Annotated region listings
-.-.-
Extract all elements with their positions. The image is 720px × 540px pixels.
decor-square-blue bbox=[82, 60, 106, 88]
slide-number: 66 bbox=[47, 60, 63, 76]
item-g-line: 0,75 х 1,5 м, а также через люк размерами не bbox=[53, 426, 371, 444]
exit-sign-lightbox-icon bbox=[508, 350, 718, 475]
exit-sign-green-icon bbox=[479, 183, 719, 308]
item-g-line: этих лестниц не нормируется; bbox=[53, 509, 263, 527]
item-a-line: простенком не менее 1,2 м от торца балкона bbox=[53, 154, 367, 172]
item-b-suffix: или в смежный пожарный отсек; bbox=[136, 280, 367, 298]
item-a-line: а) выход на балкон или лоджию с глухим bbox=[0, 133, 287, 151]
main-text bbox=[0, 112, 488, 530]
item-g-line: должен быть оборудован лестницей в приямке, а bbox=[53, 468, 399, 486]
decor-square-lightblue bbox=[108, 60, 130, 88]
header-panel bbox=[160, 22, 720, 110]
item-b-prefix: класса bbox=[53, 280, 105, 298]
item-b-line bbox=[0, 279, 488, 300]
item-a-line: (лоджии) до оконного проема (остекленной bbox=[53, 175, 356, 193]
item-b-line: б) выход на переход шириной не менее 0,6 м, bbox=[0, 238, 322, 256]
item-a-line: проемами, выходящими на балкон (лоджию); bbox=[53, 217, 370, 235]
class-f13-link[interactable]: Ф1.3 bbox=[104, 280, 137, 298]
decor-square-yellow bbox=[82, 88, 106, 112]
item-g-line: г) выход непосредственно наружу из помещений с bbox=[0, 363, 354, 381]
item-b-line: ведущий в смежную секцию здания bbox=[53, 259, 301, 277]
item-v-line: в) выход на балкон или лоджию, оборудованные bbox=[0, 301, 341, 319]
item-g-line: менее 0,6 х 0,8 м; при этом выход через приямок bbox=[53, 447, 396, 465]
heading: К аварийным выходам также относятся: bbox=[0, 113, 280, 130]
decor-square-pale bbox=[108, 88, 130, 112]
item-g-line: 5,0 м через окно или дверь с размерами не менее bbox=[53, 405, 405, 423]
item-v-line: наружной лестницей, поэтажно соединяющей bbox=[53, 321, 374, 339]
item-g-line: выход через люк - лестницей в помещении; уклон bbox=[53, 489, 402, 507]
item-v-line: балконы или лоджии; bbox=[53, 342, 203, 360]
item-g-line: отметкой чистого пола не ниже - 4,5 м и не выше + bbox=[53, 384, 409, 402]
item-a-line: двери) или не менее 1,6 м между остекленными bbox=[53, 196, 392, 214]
-.-.-
• **Exercise details**: Reproduce the records above, substituting "item-d-line" for every occurrence of "item-g-line" and leaving everything else unchanged.

• **Full output**:
Extract all elements with their positions. The image is 720px × 540px pixels.
decor-square-blue bbox=[82, 60, 106, 88]
slide-number: 66 bbox=[47, 60, 63, 76]
item-d-line: 0,75 х 1,5 м, а также через люк размерами не bbox=[53, 426, 371, 444]
exit-sign-lightbox-icon bbox=[508, 350, 718, 475]
exit-sign-green-icon bbox=[479, 183, 719, 308]
item-d-line: этих лестниц не нормируется; bbox=[53, 509, 263, 527]
item-a-line: простенком не менее 1,2 м от торца балкона bbox=[53, 154, 367, 172]
item-b-suffix: или в смежный пожарный отсек; bbox=[136, 280, 367, 298]
item-a-line: а) выход на балкон или лоджию с глухим bbox=[0, 133, 287, 151]
main-text bbox=[0, 112, 488, 530]
item-d-line: должен быть оборудован лестницей в приямке, а bbox=[53, 468, 399, 486]
decor-square-lightblue bbox=[108, 60, 130, 88]
header-panel bbox=[160, 22, 720, 110]
item-b-prefix: класса bbox=[53, 280, 105, 298]
item-b-line bbox=[0, 279, 488, 300]
item-a-line: (лоджии) до оконного проема (остекленной bbox=[53, 175, 356, 193]
item-b-line: б) выход на переход шириной не менее 0,6 м, bbox=[0, 238, 322, 256]
item-a-line: проемами, выходящими на балкон (лоджию); bbox=[53, 217, 370, 235]
class-f13-link[interactable]: Ф1.3 bbox=[104, 280, 137, 298]
decor-square-yellow bbox=[82, 88, 106, 112]
item-d-line: г) выход непосредственно наружу из помещений с bbox=[0, 363, 354, 381]
item-b-line: ведущий в смежную секцию здания bbox=[53, 259, 301, 277]
item-v-line: в) выход на балкон или лоджию, оборудованные bbox=[0, 301, 341, 319]
item-d-line: менее 0,6 х 0,8 м; при этом выход через приямок bbox=[53, 447, 396, 465]
heading: К аварийным выходам также относятся: bbox=[0, 113, 280, 130]
decor-square-pale bbox=[108, 88, 130, 112]
item-d-line: 5,0 м через окно или дверь с размерами не менее bbox=[53, 405, 405, 423]
item-v-line: наружной лестницей, поэтажно соединяющей bbox=[53, 321, 374, 339]
item-d-line: выход через люк - лестницей в помещении; уклон bbox=[53, 489, 402, 507]
item-v-line: балконы или лоджии; bbox=[53, 342, 203, 360]
item-d-line: отметкой чистого пола не ниже - 4,5 м и не выше + bbox=[53, 384, 409, 402]
item-a-line: двери) или не менее 1,6 м между остекленными bbox=[53, 196, 392, 214]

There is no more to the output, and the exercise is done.